### Exercise prompt
Copy exactly, and only, the lines from the line containing "Read this page and output its text content." through the last line of the records below, both included, and leave out any pictures.

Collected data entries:

::::

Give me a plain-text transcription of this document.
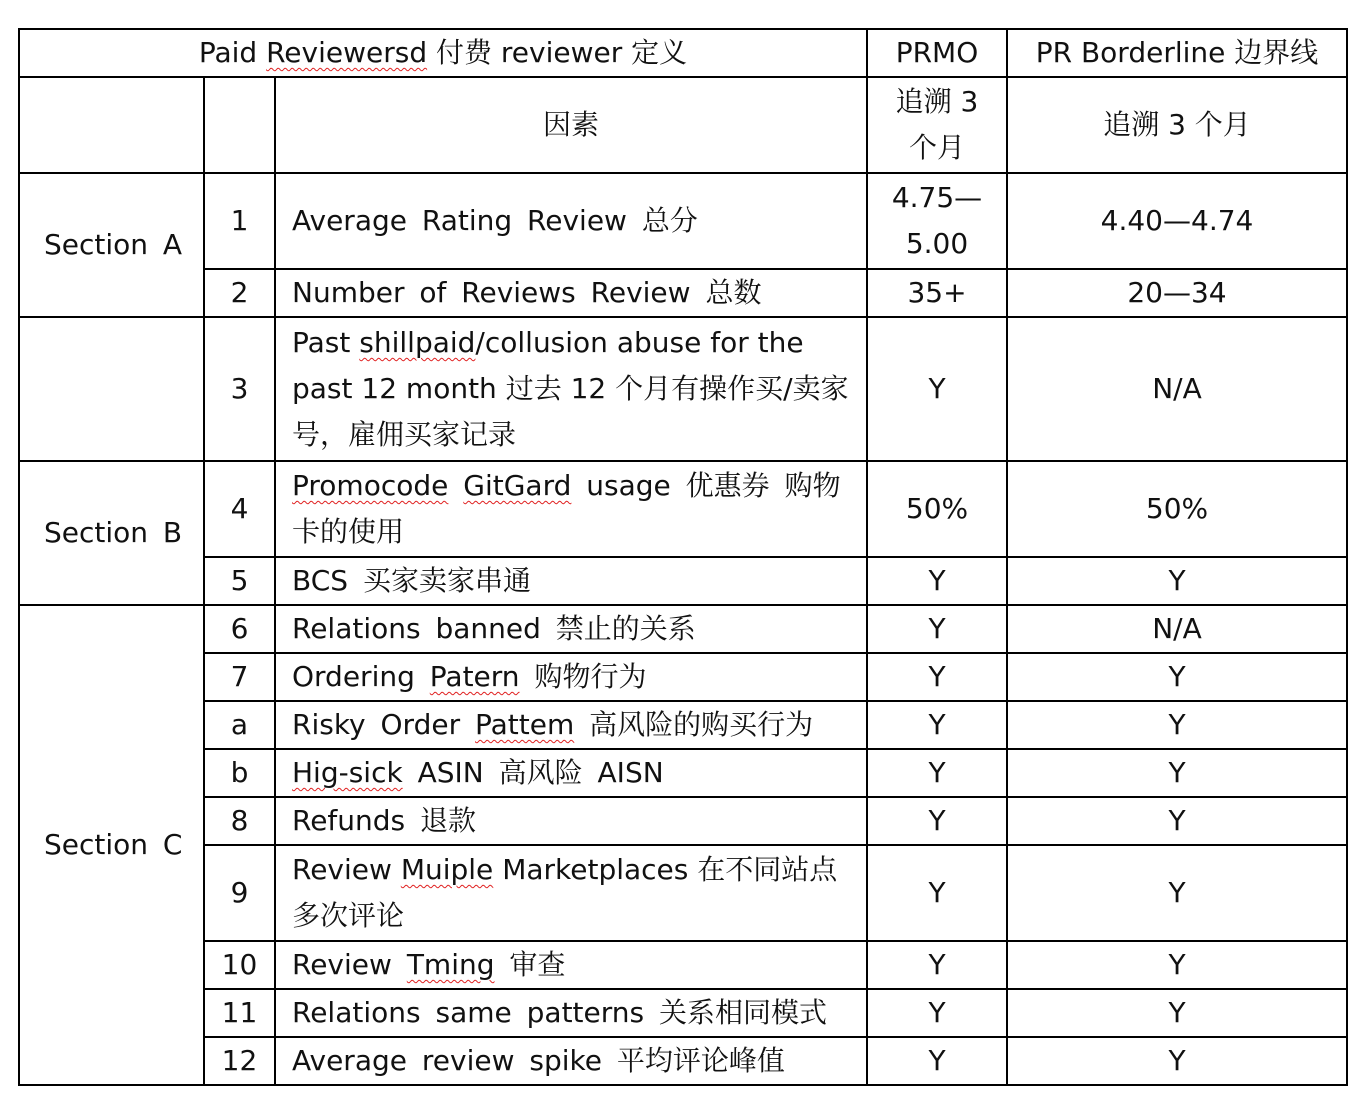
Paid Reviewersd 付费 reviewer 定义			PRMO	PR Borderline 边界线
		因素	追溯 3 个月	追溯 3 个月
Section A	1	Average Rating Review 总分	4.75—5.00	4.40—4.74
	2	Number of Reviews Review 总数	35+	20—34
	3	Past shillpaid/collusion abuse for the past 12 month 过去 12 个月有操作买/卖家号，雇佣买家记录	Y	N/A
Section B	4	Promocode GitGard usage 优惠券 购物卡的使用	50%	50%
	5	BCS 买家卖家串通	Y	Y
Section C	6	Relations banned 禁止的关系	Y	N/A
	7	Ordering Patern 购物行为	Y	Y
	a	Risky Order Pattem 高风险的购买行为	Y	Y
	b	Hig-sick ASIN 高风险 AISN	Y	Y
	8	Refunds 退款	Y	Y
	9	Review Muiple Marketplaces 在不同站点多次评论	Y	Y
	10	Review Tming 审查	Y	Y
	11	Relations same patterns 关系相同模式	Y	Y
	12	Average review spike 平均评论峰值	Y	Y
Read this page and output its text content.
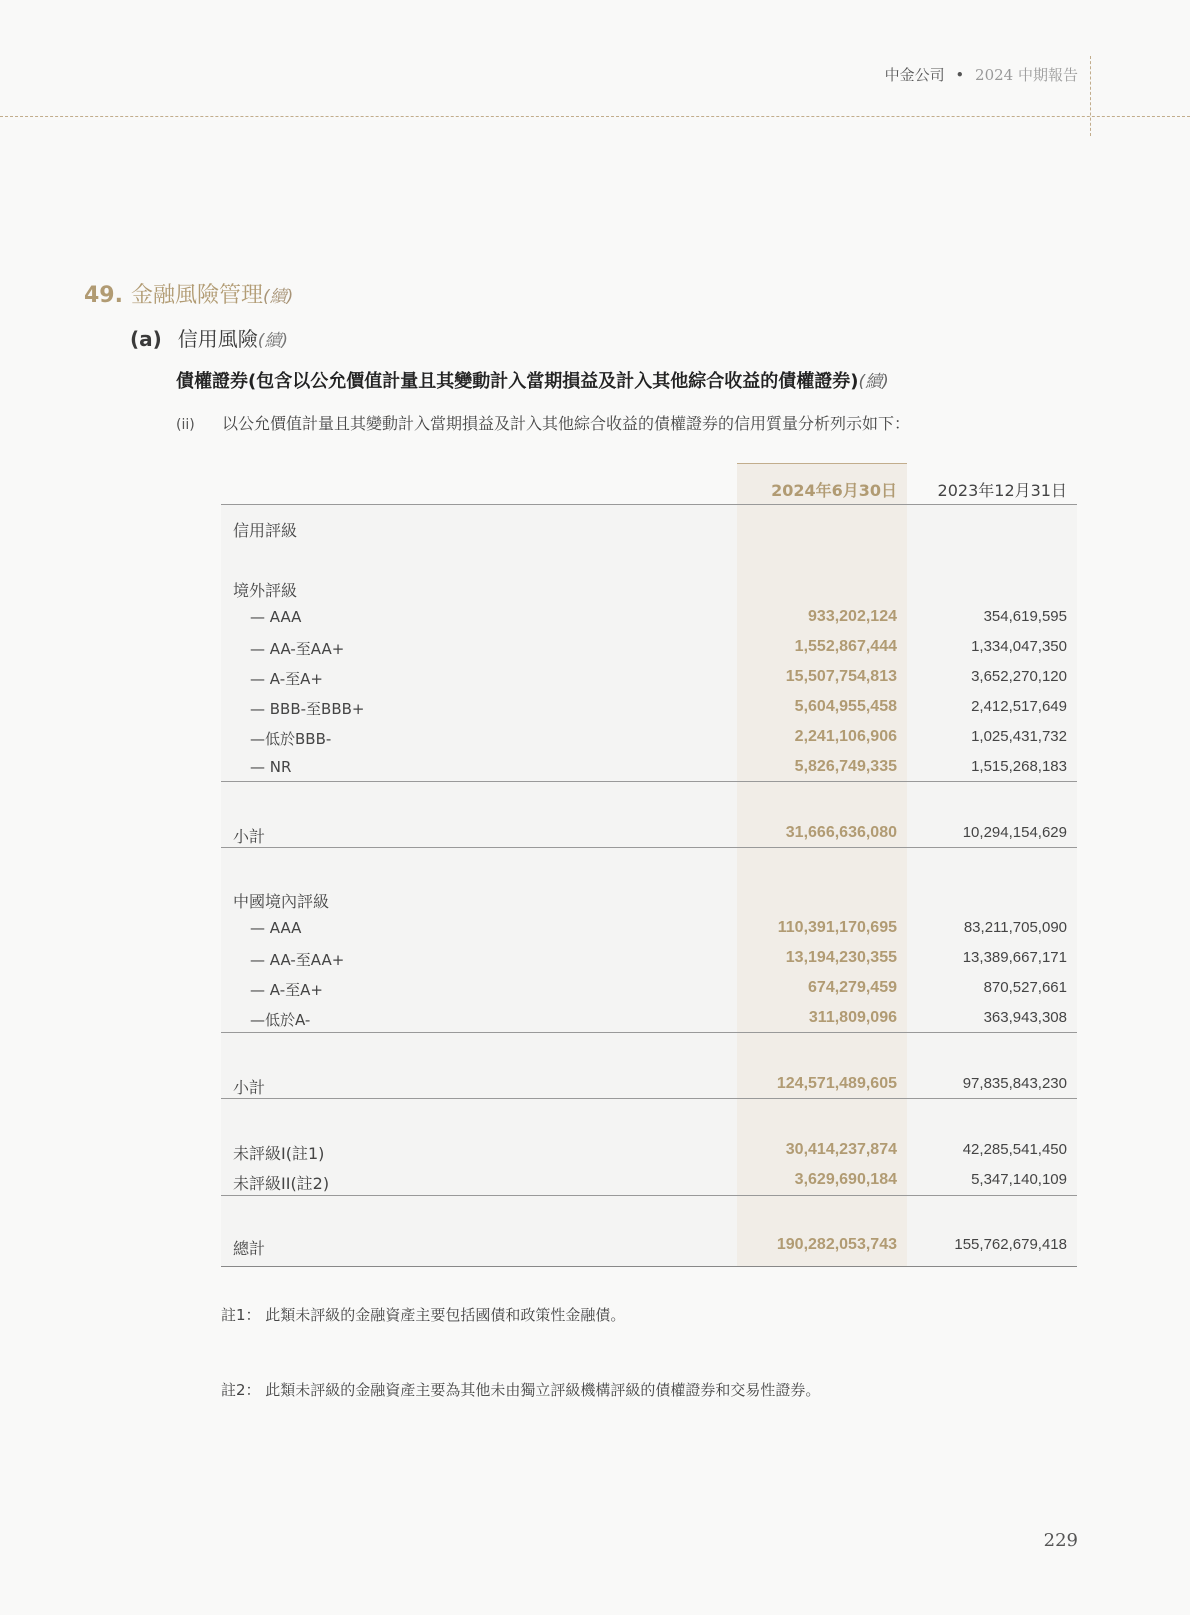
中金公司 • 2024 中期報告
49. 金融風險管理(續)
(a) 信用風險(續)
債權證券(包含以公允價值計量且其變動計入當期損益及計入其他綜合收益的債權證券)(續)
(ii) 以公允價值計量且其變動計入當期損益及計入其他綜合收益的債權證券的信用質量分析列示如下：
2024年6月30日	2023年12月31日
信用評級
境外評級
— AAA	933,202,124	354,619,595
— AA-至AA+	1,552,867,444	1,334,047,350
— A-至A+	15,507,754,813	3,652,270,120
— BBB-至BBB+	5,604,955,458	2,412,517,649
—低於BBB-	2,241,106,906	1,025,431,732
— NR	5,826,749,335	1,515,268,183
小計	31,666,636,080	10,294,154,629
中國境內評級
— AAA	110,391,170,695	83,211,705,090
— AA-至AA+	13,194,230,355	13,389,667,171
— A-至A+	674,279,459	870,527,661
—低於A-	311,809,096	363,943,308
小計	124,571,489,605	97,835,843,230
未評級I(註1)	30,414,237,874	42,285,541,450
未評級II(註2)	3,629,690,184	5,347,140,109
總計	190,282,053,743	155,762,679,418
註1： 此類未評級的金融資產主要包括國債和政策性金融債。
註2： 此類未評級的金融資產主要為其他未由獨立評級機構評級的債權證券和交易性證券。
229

::::

### The response
Read this page and output its text content.
中金公司 • 2024 中期報告
49. 金融風險管理(續)
(a) 信用風險(續)
債權證券(包含以公允價值計量且其變動計入當期損益及計入其他綜合收益的債權證券)(續)
(ii) 以公允價值計量且其變動計入當期損益及計入其他綜合收益的債權證券的信用質量分析列示如下：
2024年6月30日	2023年12月31日
信用評級
境外評級
— AAA	933,202,124	354,619,595
— AA-至AA+	1,552,867,444	1,334,047,350
— A-至A+	15,507,754,813	3,652,270,120
— BBB-至BBB+	5,604,955,458	2,412,517,649
—低於BBB-	2,241,106,906	1,025,431,732
— NR	5,826,749,335	1,515,268,183
小計	31,666,636,080	10,294,154,629
中國境內評級
— AAA	110,391,170,695	83,211,705,090
— AA-至AA+	13,194,230,355	13,389,667,171
— A-至A+	674,279,459	870,527,661
—低於A-	311,809,096	363,943,308
小計	124,571,489,605	97,835,843,230
未評級I(註1)	30,414,237,874	42,285,541,450
未評級II(註2)	3,629,690,184	5,347,140,109
總計	190,282,053,743	155,762,679,418
註1： 此類未評級的金融資產主要包括國債和政策性金融債。
註2： 此類未評級的金融資產主要為其他未由獨立評級機構評級的債權證券和交易性證券。
229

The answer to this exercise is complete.